• SHORT TASK
Make an exact copy of each entry, leaving out every picture.

• LISTING
** begin **

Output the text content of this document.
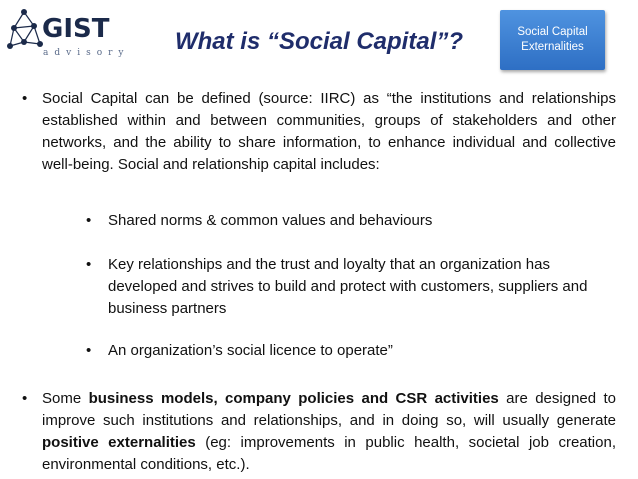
GIST
advisory	What is “Social Capital”?	Social Capital
Externalities
• Social Capital can be defined (source: IIRC) as “the institutions and relationships established within and between communities, groups of stakeholders and other networks, and the ability to share information, to enhance individual and collective well-being. Social and relationship capital includes:
• Shared norms & common values and behaviours
• Key relationships and the trust and loyalty that an organization has developed and strives to build and protect with customers, suppliers and business partners
• An organization’s social licence to operate”
• Some business models, company policies and CSR activities are designed to improve such institutions and relationships, and in doing so, will usually generate positive externalities (eg: improvements in public health, societal job creation, environmental conditions, etc.).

** end **

• EXERCISE RESULT
Output the text content of this document.
GIST
advisory	What is “Social Capital”?	Social Capital
Externalities
• Social Capital can be defined (source: IIRC) as “the institutions and relationships established within and between communities, groups of stakeholders and other networks, and the ability to share information, to enhance individual and collective well-being. Social and relationship capital includes:
• Shared norms & common values and behaviours
• Key relationships and the trust and loyalty that an organization has developed and strives to build and protect with customers, suppliers and business partners
• An organization’s social licence to operate”
• Some business models, company policies and CSR activities are designed to improve such institutions and relationships, and in doing so, will usually generate positive externalities (eg: improvements in public health, societal job creation, environmental conditions, etc.).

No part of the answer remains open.